▶ **THE PROBLEM**: Return the records, each one exactly as written.

(begin)

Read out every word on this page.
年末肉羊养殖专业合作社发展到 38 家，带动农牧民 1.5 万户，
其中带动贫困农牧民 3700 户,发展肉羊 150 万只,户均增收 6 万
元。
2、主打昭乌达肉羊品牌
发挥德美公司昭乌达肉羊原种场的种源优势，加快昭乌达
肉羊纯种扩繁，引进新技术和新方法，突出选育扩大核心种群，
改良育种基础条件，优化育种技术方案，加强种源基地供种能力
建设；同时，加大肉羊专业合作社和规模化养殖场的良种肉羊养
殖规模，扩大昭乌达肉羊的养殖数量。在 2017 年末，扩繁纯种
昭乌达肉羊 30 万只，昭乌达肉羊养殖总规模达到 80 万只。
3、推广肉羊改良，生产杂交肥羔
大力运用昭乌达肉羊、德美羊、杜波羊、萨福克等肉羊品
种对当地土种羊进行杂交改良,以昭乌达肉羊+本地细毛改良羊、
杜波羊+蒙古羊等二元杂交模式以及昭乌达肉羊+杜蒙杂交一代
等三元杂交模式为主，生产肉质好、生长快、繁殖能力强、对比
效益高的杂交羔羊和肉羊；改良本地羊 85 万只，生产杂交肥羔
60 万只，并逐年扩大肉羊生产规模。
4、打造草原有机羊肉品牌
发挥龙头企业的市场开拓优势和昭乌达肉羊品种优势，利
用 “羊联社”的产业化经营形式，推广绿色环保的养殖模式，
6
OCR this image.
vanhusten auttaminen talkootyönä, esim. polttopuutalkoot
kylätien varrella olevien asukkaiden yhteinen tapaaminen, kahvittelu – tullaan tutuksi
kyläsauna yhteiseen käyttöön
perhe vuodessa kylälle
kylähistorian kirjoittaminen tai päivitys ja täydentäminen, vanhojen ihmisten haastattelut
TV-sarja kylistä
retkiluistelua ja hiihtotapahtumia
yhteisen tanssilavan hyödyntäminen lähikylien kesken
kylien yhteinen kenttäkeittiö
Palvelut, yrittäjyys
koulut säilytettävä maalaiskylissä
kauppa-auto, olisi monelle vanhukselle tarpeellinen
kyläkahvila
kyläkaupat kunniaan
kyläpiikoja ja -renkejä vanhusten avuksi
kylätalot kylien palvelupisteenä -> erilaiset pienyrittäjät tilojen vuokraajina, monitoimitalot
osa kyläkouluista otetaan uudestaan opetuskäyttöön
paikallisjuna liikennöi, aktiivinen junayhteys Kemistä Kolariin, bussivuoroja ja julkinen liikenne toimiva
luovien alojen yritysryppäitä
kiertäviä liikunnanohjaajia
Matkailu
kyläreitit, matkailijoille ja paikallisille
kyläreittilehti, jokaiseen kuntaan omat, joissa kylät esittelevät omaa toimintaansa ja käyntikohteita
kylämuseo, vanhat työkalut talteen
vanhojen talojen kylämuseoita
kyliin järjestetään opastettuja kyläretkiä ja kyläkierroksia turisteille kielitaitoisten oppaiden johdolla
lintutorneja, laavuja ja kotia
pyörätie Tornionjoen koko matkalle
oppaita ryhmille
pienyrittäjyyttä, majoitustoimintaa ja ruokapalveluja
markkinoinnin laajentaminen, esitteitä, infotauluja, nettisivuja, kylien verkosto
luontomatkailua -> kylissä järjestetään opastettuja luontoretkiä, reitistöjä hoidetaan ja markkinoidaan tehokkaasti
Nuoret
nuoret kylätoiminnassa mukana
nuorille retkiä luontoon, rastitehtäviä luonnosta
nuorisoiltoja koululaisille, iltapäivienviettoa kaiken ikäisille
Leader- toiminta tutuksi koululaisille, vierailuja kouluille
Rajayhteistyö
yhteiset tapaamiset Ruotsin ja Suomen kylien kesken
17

(end)

▶ **ANSWER TO THE TASK**:
Read out every word on this page.
年末肉羊养殖专业合作社发展到 38 家，带动农牧民 1.5 万户，
其中带动贫困农牧民 3700 户,发展肉羊 150 万只,户均增收 6 万
元。
2、主打昭乌达肉羊品牌
发挥德美公司昭乌达肉羊原种场的种源优势，加快昭乌达
肉羊纯种扩繁，引进新技术和新方法，突出选育扩大核心种群，
改良育种基础条件，优化育种技术方案，加强种源基地供种能力
建设；同时，加大肉羊专业合作社和规模化养殖场的良种肉羊养
殖规模，扩大昭乌达肉羊的养殖数量。在 2017 年末，扩繁纯种
昭乌达肉羊 30 万只，昭乌达肉羊养殖总规模达到 80 万只。
3、推广肉羊改良，生产杂交肥羔
大力运用昭乌达肉羊、德美羊、杜波羊、萨福克等肉羊品
种对当地土种羊进行杂交改良,以昭乌达肉羊+本地细毛改良羊、
杜波羊+蒙古羊等二元杂交模式以及昭乌达肉羊+杜蒙杂交一代
等三元杂交模式为主，生产肉质好、生长快、繁殖能力强、对比
效益高的杂交羔羊和肉羊；改良本地羊 85 万只，生产杂交肥羔
60 万只，并逐年扩大肉羊生产规模。
4、打造草原有机羊肉品牌
发挥龙头企业的市场开拓优势和昭乌达肉羊品种优势，利
用 “羊联社”的产业化经营形式，推广绿色环保的养殖模式，
6
OCR this image.
vanhusten auttaminen talkootyönä, esim. polttopuutalkoot
kylätien varrella olevien asukkaiden yhteinen tapaaminen, kahvittelu – tullaan tutuksi
kyläsauna yhteiseen käyttöön
perhe vuodessa kylälle
kylähistorian kirjoittaminen tai päivitys ja täydentäminen, vanhojen ihmisten haastattelut
TV-sarja kylistä
retkiluistelua ja hiihtotapahtumia
yhteisen tanssilavan hyödyntäminen lähikylien kesken
kylien yhteinen kenttäkeittiö
Palvelut, yrittäjyys
koulut säilytettävä maalaiskylissä
kauppa-auto, olisi monelle vanhukselle tarpeellinen
kyläkahvila
kyläkaupat kunniaan
kyläpiikoja ja -renkejä vanhusten avuksi
kylätalot kylien palvelupisteenä -> erilaiset pienyrittäjät tilojen vuokraajina, monitoimitalot
osa kyläkouluista otetaan uudestaan opetuskäyttöön
paikallisjuna liikennöi, aktiivinen junayhteys Kemistä Kolariin, bussivuoroja ja julkinen liikenne toimiva
luovien alojen yritysryppäitä
kiertäviä liikunnanohjaajia
Matkailu
kyläreitit, matkailijoille ja paikallisille
kyläreittilehti, jokaiseen kuntaan omat, joissa kylät esittelevät omaa toimintaansa ja käyntikohteita
kylämuseo, vanhat työkalut talteen
vanhojen talojen kylämuseoita
kyliin järjestetään opastettuja kyläretkiä ja kyläkierroksia turisteille kielitaitoisten oppaiden johdolla
lintutorneja, laavuja ja kotia
pyörätie Tornionjoen koko matkalle
oppaita ryhmille
pienyrittäjyyttä, majoitustoimintaa ja ruokapalveluja
markkinoinnin laajentaminen, esitteitä, infotauluja, nettisivuja, kylien verkosto
luontomatkailua -> kylissä järjestetään opastettuja luontoretkiä, reitistöjä hoidetaan ja markkinoidaan tehokkaasti
Nuoret
nuoret kylätoiminnassa mukana
nuorille retkiä luontoon, rastitehtäviä luonnosta
nuorisoiltoja koululaisille, iltapäivienviettoa kaiken ikäisille
Leader- toiminta tutuksi koululaisille, vierailuja kouluille
Rajayhteistyö
yhteiset tapaamiset Ruotsin ja Suomen kylien kesken
17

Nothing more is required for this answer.